Input:
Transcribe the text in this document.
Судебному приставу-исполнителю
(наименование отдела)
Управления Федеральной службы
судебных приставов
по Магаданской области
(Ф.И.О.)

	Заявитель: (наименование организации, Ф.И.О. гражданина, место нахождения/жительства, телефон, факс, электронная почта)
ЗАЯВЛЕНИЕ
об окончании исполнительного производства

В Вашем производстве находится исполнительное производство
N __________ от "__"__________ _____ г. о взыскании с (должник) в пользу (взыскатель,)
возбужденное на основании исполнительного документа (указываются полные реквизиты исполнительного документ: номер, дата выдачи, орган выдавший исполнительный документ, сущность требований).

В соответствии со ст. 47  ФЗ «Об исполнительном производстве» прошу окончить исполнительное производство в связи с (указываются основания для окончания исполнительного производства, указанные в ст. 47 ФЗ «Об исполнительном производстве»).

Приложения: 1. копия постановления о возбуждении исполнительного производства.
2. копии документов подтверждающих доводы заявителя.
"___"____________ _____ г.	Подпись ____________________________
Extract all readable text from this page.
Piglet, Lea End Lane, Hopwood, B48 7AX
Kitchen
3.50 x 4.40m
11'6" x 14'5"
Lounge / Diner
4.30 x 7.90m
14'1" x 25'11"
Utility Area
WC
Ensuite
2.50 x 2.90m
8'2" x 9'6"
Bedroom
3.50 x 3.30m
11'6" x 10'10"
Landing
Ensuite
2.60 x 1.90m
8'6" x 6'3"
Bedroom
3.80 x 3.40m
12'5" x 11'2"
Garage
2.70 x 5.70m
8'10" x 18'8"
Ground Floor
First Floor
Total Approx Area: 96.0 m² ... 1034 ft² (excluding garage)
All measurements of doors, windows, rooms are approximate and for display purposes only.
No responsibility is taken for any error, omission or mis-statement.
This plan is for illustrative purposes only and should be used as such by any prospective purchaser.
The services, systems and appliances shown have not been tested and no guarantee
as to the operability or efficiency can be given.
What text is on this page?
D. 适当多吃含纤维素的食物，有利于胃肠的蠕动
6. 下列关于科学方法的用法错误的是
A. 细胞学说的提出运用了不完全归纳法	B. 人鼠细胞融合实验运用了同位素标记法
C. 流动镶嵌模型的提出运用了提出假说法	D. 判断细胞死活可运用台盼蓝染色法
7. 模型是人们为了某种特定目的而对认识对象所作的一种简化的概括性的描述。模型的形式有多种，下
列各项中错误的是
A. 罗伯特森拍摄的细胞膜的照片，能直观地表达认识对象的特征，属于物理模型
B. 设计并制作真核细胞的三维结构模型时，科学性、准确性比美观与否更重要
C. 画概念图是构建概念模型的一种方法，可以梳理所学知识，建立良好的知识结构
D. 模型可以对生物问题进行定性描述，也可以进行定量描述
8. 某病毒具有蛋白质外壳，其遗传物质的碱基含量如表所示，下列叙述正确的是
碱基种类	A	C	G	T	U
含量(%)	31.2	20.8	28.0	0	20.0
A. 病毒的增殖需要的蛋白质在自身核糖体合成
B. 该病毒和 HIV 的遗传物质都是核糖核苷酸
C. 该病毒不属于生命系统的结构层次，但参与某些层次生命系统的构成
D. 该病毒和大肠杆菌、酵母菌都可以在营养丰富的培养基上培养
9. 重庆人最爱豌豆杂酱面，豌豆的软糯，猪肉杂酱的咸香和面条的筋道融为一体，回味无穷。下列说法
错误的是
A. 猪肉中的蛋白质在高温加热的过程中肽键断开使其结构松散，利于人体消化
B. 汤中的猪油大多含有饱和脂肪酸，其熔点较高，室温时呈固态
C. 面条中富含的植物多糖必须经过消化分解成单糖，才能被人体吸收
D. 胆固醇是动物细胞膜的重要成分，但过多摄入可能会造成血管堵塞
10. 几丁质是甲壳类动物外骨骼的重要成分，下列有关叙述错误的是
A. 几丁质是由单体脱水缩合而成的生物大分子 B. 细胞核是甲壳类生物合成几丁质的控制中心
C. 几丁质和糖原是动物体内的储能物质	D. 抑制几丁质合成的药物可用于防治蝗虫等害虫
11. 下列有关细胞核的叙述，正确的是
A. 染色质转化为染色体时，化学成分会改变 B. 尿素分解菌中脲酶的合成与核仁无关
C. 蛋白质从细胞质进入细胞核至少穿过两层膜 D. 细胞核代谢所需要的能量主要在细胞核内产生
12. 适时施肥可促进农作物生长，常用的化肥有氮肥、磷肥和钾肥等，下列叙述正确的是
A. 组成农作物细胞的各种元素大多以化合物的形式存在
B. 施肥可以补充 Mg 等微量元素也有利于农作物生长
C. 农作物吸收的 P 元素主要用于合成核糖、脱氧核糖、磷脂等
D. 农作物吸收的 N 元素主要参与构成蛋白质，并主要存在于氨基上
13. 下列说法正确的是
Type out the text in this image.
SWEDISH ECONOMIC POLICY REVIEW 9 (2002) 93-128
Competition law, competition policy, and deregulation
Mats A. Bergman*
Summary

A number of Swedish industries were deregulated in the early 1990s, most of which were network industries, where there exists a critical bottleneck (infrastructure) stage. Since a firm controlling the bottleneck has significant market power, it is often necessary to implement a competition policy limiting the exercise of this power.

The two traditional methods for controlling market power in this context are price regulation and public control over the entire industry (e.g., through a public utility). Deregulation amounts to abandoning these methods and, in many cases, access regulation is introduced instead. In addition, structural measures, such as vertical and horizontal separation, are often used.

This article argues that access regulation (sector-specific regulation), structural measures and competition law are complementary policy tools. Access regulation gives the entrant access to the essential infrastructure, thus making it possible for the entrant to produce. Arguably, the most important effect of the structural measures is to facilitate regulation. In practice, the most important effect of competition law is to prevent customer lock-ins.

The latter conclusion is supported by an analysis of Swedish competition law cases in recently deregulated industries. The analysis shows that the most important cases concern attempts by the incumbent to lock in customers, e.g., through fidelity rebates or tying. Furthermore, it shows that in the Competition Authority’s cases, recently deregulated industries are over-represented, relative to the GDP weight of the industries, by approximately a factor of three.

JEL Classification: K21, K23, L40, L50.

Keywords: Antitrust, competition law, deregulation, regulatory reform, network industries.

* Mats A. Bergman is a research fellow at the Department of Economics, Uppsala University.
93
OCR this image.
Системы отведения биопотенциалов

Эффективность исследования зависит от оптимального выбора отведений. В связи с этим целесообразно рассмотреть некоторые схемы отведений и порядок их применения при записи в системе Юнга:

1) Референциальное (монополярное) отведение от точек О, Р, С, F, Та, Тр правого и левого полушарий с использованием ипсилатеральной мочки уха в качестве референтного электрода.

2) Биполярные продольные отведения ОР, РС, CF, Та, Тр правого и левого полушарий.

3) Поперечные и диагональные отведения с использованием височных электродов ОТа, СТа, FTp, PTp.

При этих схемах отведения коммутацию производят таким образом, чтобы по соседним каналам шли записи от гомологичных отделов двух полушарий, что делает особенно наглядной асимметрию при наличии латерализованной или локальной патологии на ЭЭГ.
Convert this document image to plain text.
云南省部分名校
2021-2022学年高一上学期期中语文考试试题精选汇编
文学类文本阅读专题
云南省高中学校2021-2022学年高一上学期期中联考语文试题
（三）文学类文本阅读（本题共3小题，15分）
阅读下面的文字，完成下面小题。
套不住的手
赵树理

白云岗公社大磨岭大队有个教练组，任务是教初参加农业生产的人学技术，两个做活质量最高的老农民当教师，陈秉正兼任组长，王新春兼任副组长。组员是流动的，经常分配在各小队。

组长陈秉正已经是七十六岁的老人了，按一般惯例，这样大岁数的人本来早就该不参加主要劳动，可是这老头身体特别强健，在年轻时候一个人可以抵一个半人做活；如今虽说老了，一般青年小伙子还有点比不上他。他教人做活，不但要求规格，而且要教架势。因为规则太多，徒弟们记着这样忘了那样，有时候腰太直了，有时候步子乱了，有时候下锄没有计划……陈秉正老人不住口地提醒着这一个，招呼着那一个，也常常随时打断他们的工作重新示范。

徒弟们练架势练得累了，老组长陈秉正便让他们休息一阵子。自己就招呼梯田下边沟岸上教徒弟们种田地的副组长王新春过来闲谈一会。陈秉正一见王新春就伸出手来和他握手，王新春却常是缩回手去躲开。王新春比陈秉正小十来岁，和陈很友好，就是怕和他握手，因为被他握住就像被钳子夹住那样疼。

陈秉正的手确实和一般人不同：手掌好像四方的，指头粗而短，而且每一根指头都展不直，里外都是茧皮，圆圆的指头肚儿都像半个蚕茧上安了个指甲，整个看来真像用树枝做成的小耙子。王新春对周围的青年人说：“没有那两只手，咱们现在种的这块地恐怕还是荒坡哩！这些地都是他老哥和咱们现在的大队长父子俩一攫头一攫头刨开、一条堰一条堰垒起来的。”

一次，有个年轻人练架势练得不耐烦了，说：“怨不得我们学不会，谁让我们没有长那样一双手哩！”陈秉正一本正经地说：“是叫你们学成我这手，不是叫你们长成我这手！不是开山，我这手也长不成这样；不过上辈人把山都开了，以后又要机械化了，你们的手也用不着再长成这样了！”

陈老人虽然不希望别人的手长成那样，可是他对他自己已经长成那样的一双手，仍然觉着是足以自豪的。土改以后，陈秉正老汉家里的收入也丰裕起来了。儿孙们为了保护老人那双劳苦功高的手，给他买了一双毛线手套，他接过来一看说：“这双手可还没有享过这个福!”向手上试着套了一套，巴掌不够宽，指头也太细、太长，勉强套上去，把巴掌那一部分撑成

Aim of the task:
Copy out every line with the word "purposes".

Answer to this problem:
All measurements of doors, windows, rooms are approximate and for display purposes only.
This plan is for illustrative purposes only and should be used as such by any prospective purchaser.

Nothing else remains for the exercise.